===== TASK INPUTS

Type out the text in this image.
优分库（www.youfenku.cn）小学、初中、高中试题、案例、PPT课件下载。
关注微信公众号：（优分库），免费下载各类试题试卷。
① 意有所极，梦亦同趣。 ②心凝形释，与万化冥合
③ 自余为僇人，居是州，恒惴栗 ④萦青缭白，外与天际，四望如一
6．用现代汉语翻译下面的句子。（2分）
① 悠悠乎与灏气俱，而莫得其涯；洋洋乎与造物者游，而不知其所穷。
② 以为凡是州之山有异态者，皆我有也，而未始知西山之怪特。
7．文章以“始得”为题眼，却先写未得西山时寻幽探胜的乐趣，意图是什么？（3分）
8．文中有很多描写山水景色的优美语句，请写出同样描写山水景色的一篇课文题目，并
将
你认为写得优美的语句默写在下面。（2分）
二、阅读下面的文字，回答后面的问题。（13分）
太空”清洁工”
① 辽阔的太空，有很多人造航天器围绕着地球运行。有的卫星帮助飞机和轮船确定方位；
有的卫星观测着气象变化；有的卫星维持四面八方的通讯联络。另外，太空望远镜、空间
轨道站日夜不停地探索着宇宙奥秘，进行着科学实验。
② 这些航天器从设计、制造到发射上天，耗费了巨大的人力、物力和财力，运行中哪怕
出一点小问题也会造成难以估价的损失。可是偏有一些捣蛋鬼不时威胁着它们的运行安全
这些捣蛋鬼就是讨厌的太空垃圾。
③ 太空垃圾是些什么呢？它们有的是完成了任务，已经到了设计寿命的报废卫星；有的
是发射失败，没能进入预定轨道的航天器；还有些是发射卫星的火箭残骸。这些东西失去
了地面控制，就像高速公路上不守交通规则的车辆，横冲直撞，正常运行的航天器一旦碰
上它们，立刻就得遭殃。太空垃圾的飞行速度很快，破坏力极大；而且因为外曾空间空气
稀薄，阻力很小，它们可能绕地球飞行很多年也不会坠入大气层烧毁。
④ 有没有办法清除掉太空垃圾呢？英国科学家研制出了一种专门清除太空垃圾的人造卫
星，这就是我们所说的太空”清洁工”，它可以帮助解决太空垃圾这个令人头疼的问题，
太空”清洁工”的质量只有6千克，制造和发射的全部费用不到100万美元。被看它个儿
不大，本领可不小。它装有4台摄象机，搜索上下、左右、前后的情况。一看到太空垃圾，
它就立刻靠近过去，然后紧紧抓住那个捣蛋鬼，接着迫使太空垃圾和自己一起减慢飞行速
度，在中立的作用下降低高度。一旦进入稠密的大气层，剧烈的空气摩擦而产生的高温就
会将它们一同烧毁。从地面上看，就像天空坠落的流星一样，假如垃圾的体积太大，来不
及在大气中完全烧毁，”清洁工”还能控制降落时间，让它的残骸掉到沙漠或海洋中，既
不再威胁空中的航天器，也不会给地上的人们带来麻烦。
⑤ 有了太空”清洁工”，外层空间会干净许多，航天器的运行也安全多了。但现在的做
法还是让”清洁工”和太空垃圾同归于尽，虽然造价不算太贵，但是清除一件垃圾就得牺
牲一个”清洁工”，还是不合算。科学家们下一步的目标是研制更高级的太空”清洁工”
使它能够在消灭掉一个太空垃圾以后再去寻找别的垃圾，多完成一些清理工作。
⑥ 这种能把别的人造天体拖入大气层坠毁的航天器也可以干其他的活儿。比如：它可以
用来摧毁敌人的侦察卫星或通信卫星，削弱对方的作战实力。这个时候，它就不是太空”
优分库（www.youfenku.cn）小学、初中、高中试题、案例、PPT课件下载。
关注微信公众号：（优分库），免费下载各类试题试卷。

==========

(YOUR TASK)
Print every record exactly as it was given.

(TASK SOLUTION)
Type out the text in this image.
优分库（www.youfenku.cn）小学、初中、高中试题、案例、PPT课件下载。
关注微信公众号：（优分库），免费下载各类试题试卷。
① 意有所极，梦亦同趣。 ②心凝形释，与万化冥合
③ 自余为僇人，居是州，恒惴栗 ④萦青缭白，外与天际，四望如一
6．用现代汉语翻译下面的句子。（2分）
① 悠悠乎与灏气俱，而莫得其涯；洋洋乎与造物者游，而不知其所穷。
② 以为凡是州之山有异态者，皆我有也，而未始知西山之怪特。
7．文章以“始得”为题眼，却先写未得西山时寻幽探胜的乐趣，意图是什么？（3分）
8．文中有很多描写山水景色的优美语句，请写出同样描写山水景色的一篇课文题目，并
将
你认为写得优美的语句默写在下面。（2分）
二、阅读下面的文字，回答后面的问题。（13分）
太空”清洁工”
① 辽阔的太空，有很多人造航天器围绕着地球运行。有的卫星帮助飞机和轮船确定方位；
有的卫星观测着气象变化；有的卫星维持四面八方的通讯联络。另外，太空望远镜、空间
轨道站日夜不停地探索着宇宙奥秘，进行着科学实验。
② 这些航天器从设计、制造到发射上天，耗费了巨大的人力、物力和财力，运行中哪怕
出一点小问题也会造成难以估价的损失。可是偏有一些捣蛋鬼不时威胁着它们的运行安全
这些捣蛋鬼就是讨厌的太空垃圾。
③ 太空垃圾是些什么呢？它们有的是完成了任务，已经到了设计寿命的报废卫星；有的
是发射失败，没能进入预定轨道的航天器；还有些是发射卫星的火箭残骸。这些东西失去
了地面控制，就像高速公路上不守交通规则的车辆，横冲直撞，正常运行的航天器一旦碰
上它们，立刻就得遭殃。太空垃圾的飞行速度很快，破坏力极大；而且因为外曾空间空气
稀薄，阻力很小，它们可能绕地球飞行很多年也不会坠入大气层烧毁。
④ 有没有办法清除掉太空垃圾呢？英国科学家研制出了一种专门清除太空垃圾的人造卫
星，这就是我们所说的太空”清洁工”，它可以帮助解决太空垃圾这个令人头疼的问题，
太空”清洁工”的质量只有6千克，制造和发射的全部费用不到100万美元。被看它个儿
不大，本领可不小。它装有4台摄象机，搜索上下、左右、前后的情况。一看到太空垃圾，
它就立刻靠近过去，然后紧紧抓住那个捣蛋鬼，接着迫使太空垃圾和自己一起减慢飞行速
度，在中立的作用下降低高度。一旦进入稠密的大气层，剧烈的空气摩擦而产生的高温就
会将它们一同烧毁。从地面上看，就像天空坠落的流星一样，假如垃圾的体积太大，来不
及在大气中完全烧毁，”清洁工”还能控制降落时间，让它的残骸掉到沙漠或海洋中，既
不再威胁空中的航天器，也不会给地上的人们带来麻烦。
⑤ 有了太空”清洁工”，外层空间会干净许多，航天器的运行也安全多了。但现在的做
法还是让”清洁工”和太空垃圾同归于尽，虽然造价不算太贵，但是清除一件垃圾就得牺
牲一个”清洁工”，还是不合算。科学家们下一步的目标是研制更高级的太空”清洁工”
使它能够在消灭掉一个太空垃圾以后再去寻找别的垃圾，多完成一些清理工作。
⑥ 这种能把别的人造天体拖入大气层坠毁的航天器也可以干其他的活儿。比如：它可以
用来摧毁敌人的侦察卫星或通信卫星，削弱对方的作战实力。这个时候，它就不是太空”
优分库（www.youfenku.cn）小学、初中、高中试题、案例、PPT课件下载。
关注微信公众号：（优分库），免费下载各类试题试卷。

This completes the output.